** BEGIN **
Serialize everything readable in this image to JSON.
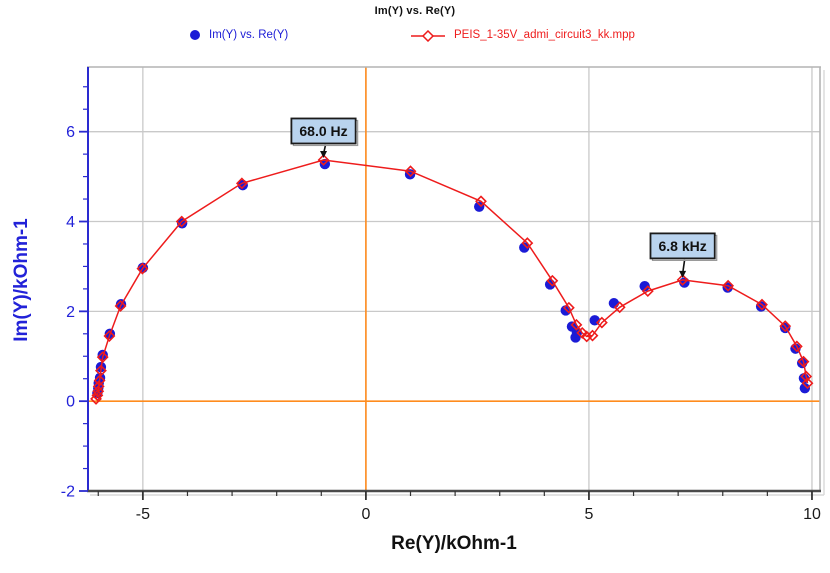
{
  "title": "Im(Y) vs. Re(Y)",
  "legend": {
    "items": [
      {
        "label": "Im(Y) vs. Re(Y)",
        "color": "#1b1bd6",
        "marker": "filled-circle"
      },
      {
        "label": "PEIS_1-35V_admi_circuit3_kk.mpp",
        "color": "#ee1c1c",
        "marker": "line-open-diamond"
      }
    ]
  },
  "axes": {
    "x": {
      "title": "Re(Y)/kOhm-1",
      "major_ticks": [
        -5,
        0,
        5,
        10
      ],
      "minor_step": 1,
      "tick_color": "#1a1a1a",
      "axis_color": "#4a4a4a"
    },
    "y": {
      "title": "Im(Y)/kOhm-1",
      "major_ticks": [
        -2,
        0,
        2,
        4,
        6
      ],
      "minor_step": 0.5,
      "tick_color": "#2222d8",
      "axis_color": "#2a2ad0"
    }
  },
  "colors": {
    "grid": "#c9c9c9",
    "crosshair": "#ff8c1e",
    "frame_light": "#b4b4b4",
    "frame_shadow": "#d9d9d9",
    "annotation_fill": "#b9d3ee",
    "annotation_border": "#1b1b1b",
    "blue_series": "#1b1bd6",
    "red_series": "#ee1c1c"
  },
  "chart_data": {
    "type": "scatter",
    "title": "Im(Y) vs. Re(Y)",
    "xlabel": "Re(Y)/kOhm-1",
    "ylabel": "Im(Y)/kOhm-1",
    "xlim": [
      -6.23,
      10.18
    ],
    "ylim": [
      -2.0,
      7.44
    ],
    "grid": {
      "x_lines": [
        -5,
        0,
        5,
        10
      ],
      "y_lines": [
        0,
        2,
        4,
        6
      ]
    },
    "crosshair": {
      "x": 0,
      "y": 0
    },
    "legend_position": "top",
    "series": [
      {
        "name": "Im(Y) vs. Re(Y)",
        "style": "scatter",
        "marker": "filled-circle",
        "color": "#1b1bd6",
        "points": [
          [
            -6.02,
            0.18
          ],
          [
            -6.0,
            0.29
          ],
          [
            -5.99,
            0.4
          ],
          [
            -5.96,
            0.52
          ],
          [
            -5.94,
            0.76
          ],
          [
            -5.9,
            1.03
          ],
          [
            -5.74,
            1.5
          ],
          [
            -5.49,
            2.16
          ],
          [
            -5.0,
            2.97
          ],
          [
            -4.12,
            3.96
          ],
          [
            -2.76,
            4.81
          ],
          [
            -0.92,
            5.28
          ],
          [
            0.99,
            5.05
          ],
          [
            2.54,
            4.33
          ],
          [
            3.55,
            3.42
          ],
          [
            4.13,
            2.6
          ],
          [
            4.48,
            2.02
          ],
          [
            4.62,
            1.66
          ],
          [
            4.7,
            1.42
          ],
          [
            4.73,
            1.53
          ],
          [
            5.13,
            1.8
          ],
          [
            5.56,
            2.18
          ],
          [
            6.25,
            2.56
          ],
          [
            7.14,
            2.64
          ],
          [
            8.11,
            2.53
          ],
          [
            8.86,
            2.11
          ],
          [
            9.4,
            1.63
          ],
          [
            9.63,
            1.17
          ],
          [
            9.78,
            0.85
          ],
          [
            9.82,
            0.51
          ],
          [
            9.84,
            0.29
          ]
        ]
      },
      {
        "name": "PEIS_1-35V_admi_circuit3_kk.mpp",
        "style": "line-scatter",
        "marker": "open-diamond",
        "color": "#ee1c1c",
        "points": [
          [
            -6.05,
            0.05
          ],
          [
            -6.02,
            0.13
          ],
          [
            -6.0,
            0.22
          ],
          [
            -5.99,
            0.33
          ],
          [
            -5.97,
            0.46
          ],
          [
            -5.94,
            0.68
          ],
          [
            -5.9,
            0.98
          ],
          [
            -5.75,
            1.45
          ],
          [
            -5.5,
            2.12
          ],
          [
            -5.01,
            2.95
          ],
          [
            -4.13,
            4.0
          ],
          [
            -2.78,
            4.85
          ],
          [
            -0.95,
            5.37
          ],
          [
            1.0,
            5.12
          ],
          [
            2.58,
            4.45
          ],
          [
            3.62,
            3.52
          ],
          [
            4.18,
            2.68
          ],
          [
            4.55,
            2.08
          ],
          [
            4.72,
            1.7
          ],
          [
            4.85,
            1.52
          ],
          [
            4.95,
            1.44
          ],
          [
            5.08,
            1.46
          ],
          [
            5.29,
            1.75
          ],
          [
            5.69,
            2.09
          ],
          [
            6.32,
            2.45
          ],
          [
            7.1,
            2.7
          ],
          [
            8.12,
            2.57
          ],
          [
            8.88,
            2.15
          ],
          [
            9.4,
            1.67
          ],
          [
            9.66,
            1.22
          ],
          [
            9.81,
            0.88
          ],
          [
            9.87,
            0.55
          ],
          [
            9.9,
            0.4
          ]
        ]
      }
    ],
    "annotations": [
      {
        "label": "68.0 Hz",
        "anchor_x": -0.95,
        "anchor_y": 5.37,
        "arrow_len": 15
      },
      {
        "label": "6.8 kHz",
        "anchor_x": 7.1,
        "anchor_y": 2.7,
        "arrow_len": 20
      }
    ]
  }
}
** END **
▶ Objective: Restate the records above in full, word for word. Keep pictures out.

▶ Solution to the exercise:
Serialize everything readable in this image to JSON.
{
  "title": "Im(Y) vs. Re(Y)",
  "legend": {
    "items": [
      {
        "label": "Im(Y) vs. Re(Y)",
        "color": "#1b1bd6",
        "marker": "filled-circle"
      },
      {
        "label": "PEIS_1-35V_admi_circuit3_kk.mpp",
        "color": "#ee1c1c",
        "marker": "line-open-diamond"
      }
    ]
  },
  "axes": {
    "x": {
      "title": "Re(Y)/kOhm-1",
      "major_ticks": [
        -5,
        0,
        5,
        10
      ],
      "minor_step": 1,
      "tick_color": "#1a1a1a",
      "axis_color": "#4a4a4a"
    },
    "y": {
      "title": "Im(Y)/kOhm-1",
      "major_ticks": [
        -2,
        0,
        2,
        4,
        6
      ],
      "minor_step": 0.5,
      "tick_color": "#2222d8",
      "axis_color": "#2a2ad0"
    }
  },
  "colors": {
    "grid": "#c9c9c9",
    "crosshair": "#ff8c1e",
    "frame_light": "#b4b4b4",
    "frame_shadow": "#d9d9d9",
    "annotation_fill": "#b9d3ee",
    "annotation_border": "#1b1b1b",
    "blue_series": "#1b1bd6",
    "red_series": "#ee1c1c"
  },
  "chart_data": {
    "type": "scatter",
    "title": "Im(Y) vs. Re(Y)",
    "xlabel": "Re(Y)/kOhm-1",
    "ylabel": "Im(Y)/kOhm-1",
    "xlim": [
      -6.23,
      10.18
    ],
    "ylim": [
      -2.0,
      7.44
    ],
    "grid": {
      "x_lines": [
        -5,
        0,
        5,
        10
      ],
      "y_lines": [
        0,
        2,
        4,
        6
      ]
    },
    "crosshair": {
      "x": 0,
      "y": 0
    },
    "legend_position": "top",
    "series": [
      {
        "name": "Im(Y) vs. Re(Y)",
        "style": "scatter",
        "marker": "filled-circle",
        "color": "#1b1bd6",
        "points": [
          [
            -6.02,
            0.18
          ],
          [
            -6.0,
            0.29
          ],
          [
            -5.99,
            0.4
          ],
          [
            -5.96,
            0.52
          ],
          [
            -5.94,
            0.76
          ],
          [
            -5.9,
            1.03
          ],
          [
            -5.74,
            1.5
          ],
          [
            -5.49,
            2.16
          ],
          [
            -5.0,
            2.97
          ],
          [
            -4.12,
            3.96
          ],
          [
            -2.76,
            4.81
          ],
          [
            -0.92,
            5.28
          ],
          [
            0.99,
            5.05
          ],
          [
            2.54,
            4.33
          ],
          [
            3.55,
            3.42
          ],
          [
            4.13,
            2.6
          ],
          [
            4.48,
            2.02
          ],
          [
            4.62,
            1.66
          ],
          [
            4.7,
            1.42
          ],
          [
            4.73,
            1.53
          ],
          [
            5.13,
            1.8
          ],
          [
            5.56,
            2.18
          ],
          [
            6.25,
            2.56
          ],
          [
            7.14,
            2.64
          ],
          [
            8.11,
            2.53
          ],
          [
            8.86,
            2.11
          ],
          [
            9.4,
            1.63
          ],
          [
            9.63,
            1.17
          ],
          [
            9.78,
            0.85
          ],
          [
            9.82,
            0.51
          ],
          [
            9.84,
            0.29
          ]
        ]
      },
      {
        "name": "PEIS_1-35V_admi_circuit3_kk.mpp",
        "style": "line-scatter",
        "marker": "open-diamond",
        "color": "#ee1c1c",
        "points": [
          [
            -6.05,
            0.05
          ],
          [
            -6.02,
            0.13
          ],
          [
            -6.0,
            0.22
          ],
          [
            -5.99,
            0.33
          ],
          [
            -5.97,
            0.46
          ],
          [
            -5.94,
            0.68
          ],
          [
            -5.9,
            0.98
          ],
          [
            -5.75,
            1.45
          ],
          [
            -5.5,
            2.12
          ],
          [
            -5.01,
            2.95
          ],
          [
            -4.13,
            4.0
          ],
          [
            -2.78,
            4.85
          ],
          [
            -0.95,
            5.37
          ],
          [
            1.0,
            5.12
          ],
          [
            2.58,
            4.45
          ],
          [
            3.62,
            3.52
          ],
          [
            4.18,
            2.68
          ],
          [
            4.55,
            2.08
          ],
          [
            4.72,
            1.7
          ],
          [
            4.85,
            1.52
          ],
          [
            4.95,
            1.44
          ],
          [
            5.08,
            1.46
          ],
          [
            5.29,
            1.75
          ],
          [
            5.69,
            2.09
          ],
          [
            6.32,
            2.45
          ],
          [
            7.1,
            2.7
          ],
          [
            8.12,
            2.57
          ],
          [
            8.88,
            2.15
          ],
          [
            9.4,
            1.67
          ],
          [
            9.66,
            1.22
          ],
          [
            9.81,
            0.88
          ],
          [
            9.87,
            0.55
          ],
          [
            9.9,
            0.4
          ]
        ]
      }
    ],
    "annotations": [
      {
        "label": "68.0 Hz",
        "anchor_x": -0.95,
        "anchor_y": 5.37,
        "arrow_len": 15
      },
      {
        "label": "6.8 kHz",
        "anchor_x": 7.1,
        "anchor_y": 2.7,
        "arrow_len": 20
      }
    ]
  }
}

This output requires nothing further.